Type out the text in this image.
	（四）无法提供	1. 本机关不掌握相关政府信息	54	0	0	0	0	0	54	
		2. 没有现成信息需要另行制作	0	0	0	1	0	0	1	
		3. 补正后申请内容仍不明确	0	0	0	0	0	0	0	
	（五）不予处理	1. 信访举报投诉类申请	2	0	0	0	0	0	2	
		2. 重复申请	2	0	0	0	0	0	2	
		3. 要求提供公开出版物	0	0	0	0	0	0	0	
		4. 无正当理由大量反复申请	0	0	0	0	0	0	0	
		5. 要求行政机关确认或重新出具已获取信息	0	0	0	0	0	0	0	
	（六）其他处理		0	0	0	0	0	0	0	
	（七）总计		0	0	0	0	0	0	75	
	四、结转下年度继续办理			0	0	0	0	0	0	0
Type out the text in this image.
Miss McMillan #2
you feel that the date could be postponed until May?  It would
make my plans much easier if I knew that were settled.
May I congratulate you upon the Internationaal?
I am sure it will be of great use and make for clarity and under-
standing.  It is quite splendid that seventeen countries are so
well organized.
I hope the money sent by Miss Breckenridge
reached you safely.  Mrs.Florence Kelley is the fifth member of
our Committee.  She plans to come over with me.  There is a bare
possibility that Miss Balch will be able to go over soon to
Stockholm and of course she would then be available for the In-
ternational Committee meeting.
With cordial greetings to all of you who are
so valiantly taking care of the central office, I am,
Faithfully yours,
= = = = =
PROMPT -> Write out the whole listing again. Match it word for word.

EXPECTED ANSWER ->
Type out the text in this image.
	（四）无法提供	1. 本机关不掌握相关政府信息	54	0	0	0	0	0	54	
		2. 没有现成信息需要另行制作	0	0	0	1	0	0	1	
		3. 补正后申请内容仍不明确	0	0	0	0	0	0	0	
	（五）不予处理	1. 信访举报投诉类申请	2	0	0	0	0	0	2	
		2. 重复申请	2	0	0	0	0	0	2	
		3. 要求提供公开出版物	0	0	0	0	0	0	0	
		4. 无正当理由大量反复申请	0	0	0	0	0	0	0	
		5. 要求行政机关确认或重新出具已获取信息	0	0	0	0	0	0	0	
	（六）其他处理		0	0	0	0	0	0	0	
	（七）总计		0	0	0	0	0	0	75	
	四、结转下年度继续办理			0	0	0	0	0	0	0
Type out the text in this image.
Miss McMillan #2
you feel that the date could be postponed until May?  It would
make my plans much easier if I knew that were settled.
May I congratulate you upon the Internationaal?
I am sure it will be of great use and make for clarity and under-
standing.  It is quite splendid that seventeen countries are so
well organized.
I hope the money sent by Miss Breckenridge
reached you safely.  Mrs.Florence Kelley is the fifth member of
our Committee.  She plans to come over with me.  There is a bare
possibility that Miss Balch will be able to go over soon to
Stockholm and of course she would then be available for the In-
ternational Committee meeting.
With cordial greetings to all of you who are
so valiantly taking care of the central office, I am,
Faithfully yours,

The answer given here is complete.